-- begin Text passage --
The general rule in this country is that a municipality which has full and complete control over the streets and highways within its corporate limits is held liable in damages for injuries occasioned by its failure to use reasonable care to keep a public alley, which is used as a public way, in a reasonably safe condition for such use. Ferguson v. City of Yakima, 139 Wash. 216, 246 P. 287, 48 A.L.R. 431; Anno 44 A.L.R. pp. 814-815 — Liability of municipality for injury to traveller in alley; 63 C.J.S., Municipal Corporations, pp. 103-104; 25 Am. Jur., Highways, sec. 401, Alleys.

This Court said in Smith v. Hickory, 252 N.C. 316, 113 S.E. 2d 557: “The governing authorities of a town or city have the duty imposed upon them by law of exercising ordinary care to maintain its streets and sidewalks in a condition reasonably safe for those who use them in a proper manner. Liability arises only for a negligent breach of duty, and for this reason it is necessary for a complaining party to show more than the existence of a defect in the street or sidewalk and the injury: he must also show that the officers of the town or city knew, or by ordinary diligence, might have known of the defect, and the character of the defect was such that injuries to travel-lers using its streets or sidewalk in a proper manner might reasonably be foreseen. Actual notice is not required. Notice of a dangerous condition in a street or sidewalk will be imputed to the town or city, if its officers should have discovered it in the exercise of duo care. This principle is firmly established in our decisions.” This duty is now imposed by statute, with a proviso not applicable upon the evidence here. G.S. 160-54.
-- end Text passage --
## Given instruction
In the passage on municipal liability for streets, which statute now imposes the duty of ordinary care to keep streets and sidewalks reasonably safe?
-- begin Dataset extract --
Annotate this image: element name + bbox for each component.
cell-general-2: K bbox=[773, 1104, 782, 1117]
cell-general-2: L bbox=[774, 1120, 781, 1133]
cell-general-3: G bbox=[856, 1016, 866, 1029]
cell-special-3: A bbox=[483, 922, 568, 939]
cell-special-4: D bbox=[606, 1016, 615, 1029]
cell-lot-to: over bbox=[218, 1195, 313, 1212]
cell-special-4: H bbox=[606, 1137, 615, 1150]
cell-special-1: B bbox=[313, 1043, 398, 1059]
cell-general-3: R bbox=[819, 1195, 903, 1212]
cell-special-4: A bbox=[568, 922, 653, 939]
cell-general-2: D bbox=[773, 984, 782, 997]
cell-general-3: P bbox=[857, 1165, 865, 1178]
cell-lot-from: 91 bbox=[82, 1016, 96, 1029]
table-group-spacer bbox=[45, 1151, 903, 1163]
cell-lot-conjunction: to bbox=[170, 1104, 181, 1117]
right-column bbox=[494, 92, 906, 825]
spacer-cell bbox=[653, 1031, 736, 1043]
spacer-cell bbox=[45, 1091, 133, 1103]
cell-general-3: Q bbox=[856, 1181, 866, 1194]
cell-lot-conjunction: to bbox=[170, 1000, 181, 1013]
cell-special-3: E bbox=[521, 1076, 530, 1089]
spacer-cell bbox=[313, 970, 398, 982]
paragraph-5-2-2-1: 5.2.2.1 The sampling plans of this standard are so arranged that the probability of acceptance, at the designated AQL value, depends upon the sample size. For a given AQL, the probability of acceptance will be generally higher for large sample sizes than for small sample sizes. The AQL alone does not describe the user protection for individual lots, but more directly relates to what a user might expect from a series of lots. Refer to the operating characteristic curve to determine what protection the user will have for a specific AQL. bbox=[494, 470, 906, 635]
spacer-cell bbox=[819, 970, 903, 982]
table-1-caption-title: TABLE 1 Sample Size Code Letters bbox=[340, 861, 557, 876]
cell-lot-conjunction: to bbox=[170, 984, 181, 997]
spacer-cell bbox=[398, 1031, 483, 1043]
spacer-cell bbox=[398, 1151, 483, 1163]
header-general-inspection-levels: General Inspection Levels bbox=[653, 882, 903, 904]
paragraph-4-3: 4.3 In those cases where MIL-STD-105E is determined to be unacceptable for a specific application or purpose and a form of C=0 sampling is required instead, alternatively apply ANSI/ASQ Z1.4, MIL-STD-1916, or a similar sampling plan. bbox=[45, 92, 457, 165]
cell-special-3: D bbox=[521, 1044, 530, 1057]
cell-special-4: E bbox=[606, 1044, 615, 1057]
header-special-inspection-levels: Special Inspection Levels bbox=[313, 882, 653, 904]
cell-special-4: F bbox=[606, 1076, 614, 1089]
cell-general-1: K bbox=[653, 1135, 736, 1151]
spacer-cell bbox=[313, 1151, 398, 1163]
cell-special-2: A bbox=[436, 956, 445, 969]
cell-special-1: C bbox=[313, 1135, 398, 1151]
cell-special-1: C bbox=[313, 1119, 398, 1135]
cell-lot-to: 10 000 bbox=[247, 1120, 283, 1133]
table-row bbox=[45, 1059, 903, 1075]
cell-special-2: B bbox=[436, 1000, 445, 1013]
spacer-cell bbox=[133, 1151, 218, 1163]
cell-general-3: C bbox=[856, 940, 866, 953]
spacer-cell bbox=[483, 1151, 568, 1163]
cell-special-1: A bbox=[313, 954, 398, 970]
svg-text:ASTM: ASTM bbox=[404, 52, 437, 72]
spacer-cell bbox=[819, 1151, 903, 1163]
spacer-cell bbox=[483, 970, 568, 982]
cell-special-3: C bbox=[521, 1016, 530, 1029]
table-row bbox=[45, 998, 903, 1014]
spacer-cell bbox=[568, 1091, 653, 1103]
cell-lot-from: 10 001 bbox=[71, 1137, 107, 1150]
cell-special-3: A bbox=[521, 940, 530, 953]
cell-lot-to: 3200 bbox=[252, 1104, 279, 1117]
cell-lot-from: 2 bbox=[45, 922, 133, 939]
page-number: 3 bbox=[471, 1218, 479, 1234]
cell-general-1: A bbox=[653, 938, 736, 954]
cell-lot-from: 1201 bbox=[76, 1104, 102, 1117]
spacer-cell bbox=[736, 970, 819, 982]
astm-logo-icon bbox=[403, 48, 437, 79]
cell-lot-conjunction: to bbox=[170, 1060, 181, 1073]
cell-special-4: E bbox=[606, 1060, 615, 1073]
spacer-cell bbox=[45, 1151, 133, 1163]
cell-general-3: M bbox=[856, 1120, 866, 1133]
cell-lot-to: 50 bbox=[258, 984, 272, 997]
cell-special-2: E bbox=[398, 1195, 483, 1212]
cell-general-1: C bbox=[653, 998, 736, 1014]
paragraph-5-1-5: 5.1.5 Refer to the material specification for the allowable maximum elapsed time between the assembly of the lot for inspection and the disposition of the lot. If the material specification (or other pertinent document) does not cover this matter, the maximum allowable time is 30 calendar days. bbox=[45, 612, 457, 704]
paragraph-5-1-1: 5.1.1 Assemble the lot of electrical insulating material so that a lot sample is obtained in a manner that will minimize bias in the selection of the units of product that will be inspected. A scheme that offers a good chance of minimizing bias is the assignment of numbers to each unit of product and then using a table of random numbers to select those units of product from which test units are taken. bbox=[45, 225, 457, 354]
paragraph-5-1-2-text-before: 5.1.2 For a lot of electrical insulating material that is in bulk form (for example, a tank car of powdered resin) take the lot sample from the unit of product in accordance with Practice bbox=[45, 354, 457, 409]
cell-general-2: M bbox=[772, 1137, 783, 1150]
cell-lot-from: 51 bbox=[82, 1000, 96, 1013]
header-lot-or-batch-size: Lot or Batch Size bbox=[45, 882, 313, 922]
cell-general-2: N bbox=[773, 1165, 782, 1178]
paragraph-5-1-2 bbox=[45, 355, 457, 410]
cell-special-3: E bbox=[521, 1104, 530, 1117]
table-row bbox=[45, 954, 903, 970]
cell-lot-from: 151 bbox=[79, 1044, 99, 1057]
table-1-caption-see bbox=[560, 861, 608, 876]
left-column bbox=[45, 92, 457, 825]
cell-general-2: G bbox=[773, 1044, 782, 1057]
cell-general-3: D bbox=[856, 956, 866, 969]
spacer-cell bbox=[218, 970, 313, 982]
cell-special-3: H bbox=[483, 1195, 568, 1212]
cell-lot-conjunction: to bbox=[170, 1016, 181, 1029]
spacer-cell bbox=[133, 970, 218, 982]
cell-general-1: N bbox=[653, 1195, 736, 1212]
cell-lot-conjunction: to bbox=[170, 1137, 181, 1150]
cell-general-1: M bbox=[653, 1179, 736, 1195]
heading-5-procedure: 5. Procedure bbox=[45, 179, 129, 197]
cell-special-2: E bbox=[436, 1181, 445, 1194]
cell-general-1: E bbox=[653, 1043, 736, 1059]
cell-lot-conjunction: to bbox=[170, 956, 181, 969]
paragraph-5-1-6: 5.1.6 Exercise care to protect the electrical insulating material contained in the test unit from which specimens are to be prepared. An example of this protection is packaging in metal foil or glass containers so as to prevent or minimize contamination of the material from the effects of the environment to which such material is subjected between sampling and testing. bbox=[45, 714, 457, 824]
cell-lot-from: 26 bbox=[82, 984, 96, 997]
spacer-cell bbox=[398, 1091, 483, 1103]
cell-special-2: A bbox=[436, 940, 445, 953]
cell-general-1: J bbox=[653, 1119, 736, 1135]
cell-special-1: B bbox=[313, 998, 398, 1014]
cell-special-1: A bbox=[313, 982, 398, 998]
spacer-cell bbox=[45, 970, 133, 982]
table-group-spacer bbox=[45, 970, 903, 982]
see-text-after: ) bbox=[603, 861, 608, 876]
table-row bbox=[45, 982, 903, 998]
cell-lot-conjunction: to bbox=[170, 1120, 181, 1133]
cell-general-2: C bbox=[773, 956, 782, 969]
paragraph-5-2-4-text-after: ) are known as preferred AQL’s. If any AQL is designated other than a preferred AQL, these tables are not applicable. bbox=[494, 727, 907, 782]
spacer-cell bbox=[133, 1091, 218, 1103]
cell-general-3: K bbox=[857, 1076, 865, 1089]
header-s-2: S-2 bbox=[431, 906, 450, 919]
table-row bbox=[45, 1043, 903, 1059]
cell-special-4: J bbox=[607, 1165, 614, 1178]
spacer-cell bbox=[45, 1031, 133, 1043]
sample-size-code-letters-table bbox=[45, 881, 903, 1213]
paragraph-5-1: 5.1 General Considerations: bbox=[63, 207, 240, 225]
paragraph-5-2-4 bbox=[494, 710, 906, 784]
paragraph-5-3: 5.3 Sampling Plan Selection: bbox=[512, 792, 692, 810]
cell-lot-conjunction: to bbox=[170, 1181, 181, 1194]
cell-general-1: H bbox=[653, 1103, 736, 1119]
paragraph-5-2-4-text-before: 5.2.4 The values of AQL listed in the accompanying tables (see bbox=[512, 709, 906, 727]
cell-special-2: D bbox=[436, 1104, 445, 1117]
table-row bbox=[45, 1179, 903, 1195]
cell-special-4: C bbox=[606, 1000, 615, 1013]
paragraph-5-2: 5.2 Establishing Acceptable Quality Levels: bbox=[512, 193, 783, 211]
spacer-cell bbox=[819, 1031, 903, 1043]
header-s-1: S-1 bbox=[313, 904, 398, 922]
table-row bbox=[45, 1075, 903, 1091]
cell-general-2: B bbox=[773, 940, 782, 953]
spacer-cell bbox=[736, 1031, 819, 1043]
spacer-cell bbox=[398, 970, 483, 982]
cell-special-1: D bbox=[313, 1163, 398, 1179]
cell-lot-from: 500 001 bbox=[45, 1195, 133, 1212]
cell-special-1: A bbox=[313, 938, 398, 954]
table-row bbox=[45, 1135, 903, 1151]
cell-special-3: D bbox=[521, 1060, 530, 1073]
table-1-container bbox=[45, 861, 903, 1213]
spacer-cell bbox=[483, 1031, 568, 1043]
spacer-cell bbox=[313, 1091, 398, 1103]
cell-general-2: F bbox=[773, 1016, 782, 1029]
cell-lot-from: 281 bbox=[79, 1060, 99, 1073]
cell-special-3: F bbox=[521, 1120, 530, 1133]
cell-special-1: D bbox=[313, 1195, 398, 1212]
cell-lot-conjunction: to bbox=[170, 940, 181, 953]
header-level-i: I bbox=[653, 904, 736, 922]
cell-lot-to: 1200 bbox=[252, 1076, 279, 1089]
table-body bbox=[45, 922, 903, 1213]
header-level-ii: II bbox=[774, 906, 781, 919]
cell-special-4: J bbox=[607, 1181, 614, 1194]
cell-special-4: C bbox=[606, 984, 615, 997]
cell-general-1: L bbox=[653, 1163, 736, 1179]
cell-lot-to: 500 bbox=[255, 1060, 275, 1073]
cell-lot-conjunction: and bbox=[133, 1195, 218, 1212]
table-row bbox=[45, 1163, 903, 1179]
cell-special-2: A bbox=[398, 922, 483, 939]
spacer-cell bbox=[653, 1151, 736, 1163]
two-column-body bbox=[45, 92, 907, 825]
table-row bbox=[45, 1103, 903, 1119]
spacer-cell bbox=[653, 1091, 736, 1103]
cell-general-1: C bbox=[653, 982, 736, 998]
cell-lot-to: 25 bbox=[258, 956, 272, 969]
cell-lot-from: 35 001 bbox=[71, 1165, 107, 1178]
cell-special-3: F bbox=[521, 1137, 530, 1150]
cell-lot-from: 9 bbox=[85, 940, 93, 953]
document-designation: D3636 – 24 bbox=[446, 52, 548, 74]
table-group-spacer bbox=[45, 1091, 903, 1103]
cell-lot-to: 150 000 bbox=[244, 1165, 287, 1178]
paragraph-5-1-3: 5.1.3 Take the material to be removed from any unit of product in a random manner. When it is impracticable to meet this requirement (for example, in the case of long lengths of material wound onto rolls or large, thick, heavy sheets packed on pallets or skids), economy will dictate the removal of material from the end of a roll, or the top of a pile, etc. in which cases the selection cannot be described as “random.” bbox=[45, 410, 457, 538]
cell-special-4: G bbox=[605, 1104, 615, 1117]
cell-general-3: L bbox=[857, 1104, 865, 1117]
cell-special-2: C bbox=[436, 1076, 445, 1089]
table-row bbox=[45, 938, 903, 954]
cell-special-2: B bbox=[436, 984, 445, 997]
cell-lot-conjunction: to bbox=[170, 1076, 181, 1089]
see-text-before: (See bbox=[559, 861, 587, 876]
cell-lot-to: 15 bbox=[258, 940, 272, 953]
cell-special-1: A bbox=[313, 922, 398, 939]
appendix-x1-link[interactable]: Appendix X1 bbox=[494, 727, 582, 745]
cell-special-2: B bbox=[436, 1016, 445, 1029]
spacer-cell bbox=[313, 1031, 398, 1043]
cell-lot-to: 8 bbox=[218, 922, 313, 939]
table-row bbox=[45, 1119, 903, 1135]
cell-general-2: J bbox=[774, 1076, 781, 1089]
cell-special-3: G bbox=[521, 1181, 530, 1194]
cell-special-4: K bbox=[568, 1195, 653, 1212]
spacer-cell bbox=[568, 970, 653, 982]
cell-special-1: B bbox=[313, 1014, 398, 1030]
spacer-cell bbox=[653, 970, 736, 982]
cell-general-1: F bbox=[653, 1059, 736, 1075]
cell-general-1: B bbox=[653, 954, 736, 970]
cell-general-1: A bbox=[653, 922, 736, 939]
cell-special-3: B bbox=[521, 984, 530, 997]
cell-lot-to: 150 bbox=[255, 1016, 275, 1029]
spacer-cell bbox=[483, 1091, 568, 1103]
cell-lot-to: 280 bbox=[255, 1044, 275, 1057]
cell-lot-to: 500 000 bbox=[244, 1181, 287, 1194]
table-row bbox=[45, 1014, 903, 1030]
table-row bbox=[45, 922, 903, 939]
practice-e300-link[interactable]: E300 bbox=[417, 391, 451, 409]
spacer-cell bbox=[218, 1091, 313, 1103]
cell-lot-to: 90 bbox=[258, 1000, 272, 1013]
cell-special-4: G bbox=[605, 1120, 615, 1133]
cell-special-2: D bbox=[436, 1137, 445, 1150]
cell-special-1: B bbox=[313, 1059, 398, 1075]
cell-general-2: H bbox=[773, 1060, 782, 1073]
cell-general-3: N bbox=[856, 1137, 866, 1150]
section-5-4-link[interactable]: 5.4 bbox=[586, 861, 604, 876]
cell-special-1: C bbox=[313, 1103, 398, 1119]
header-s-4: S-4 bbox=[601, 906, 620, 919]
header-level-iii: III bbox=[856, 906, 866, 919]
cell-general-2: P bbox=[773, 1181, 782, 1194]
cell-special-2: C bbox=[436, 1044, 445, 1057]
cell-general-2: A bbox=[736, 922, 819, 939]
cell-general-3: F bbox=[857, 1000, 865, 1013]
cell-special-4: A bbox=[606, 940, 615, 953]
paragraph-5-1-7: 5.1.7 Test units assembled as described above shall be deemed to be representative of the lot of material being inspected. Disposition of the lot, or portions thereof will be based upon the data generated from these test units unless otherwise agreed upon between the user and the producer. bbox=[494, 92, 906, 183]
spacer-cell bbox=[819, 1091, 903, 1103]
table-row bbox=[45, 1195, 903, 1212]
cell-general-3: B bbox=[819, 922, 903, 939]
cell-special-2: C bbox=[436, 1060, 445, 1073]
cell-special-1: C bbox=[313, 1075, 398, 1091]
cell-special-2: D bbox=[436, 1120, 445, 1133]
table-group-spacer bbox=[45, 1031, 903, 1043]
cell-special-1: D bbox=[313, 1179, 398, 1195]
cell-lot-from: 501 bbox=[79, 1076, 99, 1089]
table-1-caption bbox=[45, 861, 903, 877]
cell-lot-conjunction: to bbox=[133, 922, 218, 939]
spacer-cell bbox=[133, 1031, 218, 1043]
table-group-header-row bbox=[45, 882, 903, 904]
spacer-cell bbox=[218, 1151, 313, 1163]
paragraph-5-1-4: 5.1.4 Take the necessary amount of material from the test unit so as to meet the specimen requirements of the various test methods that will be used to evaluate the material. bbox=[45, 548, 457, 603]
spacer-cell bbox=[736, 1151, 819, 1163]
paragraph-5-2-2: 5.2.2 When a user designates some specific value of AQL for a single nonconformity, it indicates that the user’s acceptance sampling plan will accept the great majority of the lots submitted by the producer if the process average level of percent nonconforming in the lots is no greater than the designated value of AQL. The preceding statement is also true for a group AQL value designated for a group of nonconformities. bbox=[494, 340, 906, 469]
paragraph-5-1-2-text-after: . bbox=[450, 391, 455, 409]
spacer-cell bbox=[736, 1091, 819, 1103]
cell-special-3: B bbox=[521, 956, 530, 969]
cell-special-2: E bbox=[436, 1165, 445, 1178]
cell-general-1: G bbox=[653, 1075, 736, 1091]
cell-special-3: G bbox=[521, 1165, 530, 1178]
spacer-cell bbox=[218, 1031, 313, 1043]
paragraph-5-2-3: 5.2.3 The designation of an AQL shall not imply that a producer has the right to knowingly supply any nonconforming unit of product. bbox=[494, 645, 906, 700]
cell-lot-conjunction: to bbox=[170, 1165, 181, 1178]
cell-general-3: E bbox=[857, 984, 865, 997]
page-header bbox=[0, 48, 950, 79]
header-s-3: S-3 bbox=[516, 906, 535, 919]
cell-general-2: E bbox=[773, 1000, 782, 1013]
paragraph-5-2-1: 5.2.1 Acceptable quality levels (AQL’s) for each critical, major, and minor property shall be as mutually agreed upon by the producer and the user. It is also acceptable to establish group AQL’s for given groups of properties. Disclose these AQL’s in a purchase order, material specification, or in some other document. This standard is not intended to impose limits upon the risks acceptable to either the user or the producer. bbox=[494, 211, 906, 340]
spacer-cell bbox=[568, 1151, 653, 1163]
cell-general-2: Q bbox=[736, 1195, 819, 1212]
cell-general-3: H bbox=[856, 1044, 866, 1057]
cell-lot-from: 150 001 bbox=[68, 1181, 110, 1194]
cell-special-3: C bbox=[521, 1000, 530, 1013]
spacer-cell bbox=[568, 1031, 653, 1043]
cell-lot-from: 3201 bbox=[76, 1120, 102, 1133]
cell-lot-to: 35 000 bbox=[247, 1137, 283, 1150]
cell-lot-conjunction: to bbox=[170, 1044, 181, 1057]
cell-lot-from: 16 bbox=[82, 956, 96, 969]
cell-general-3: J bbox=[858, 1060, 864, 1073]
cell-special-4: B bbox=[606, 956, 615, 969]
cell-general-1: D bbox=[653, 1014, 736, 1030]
-- end Dataset extract --
## Exercise answer
G.S. 160-54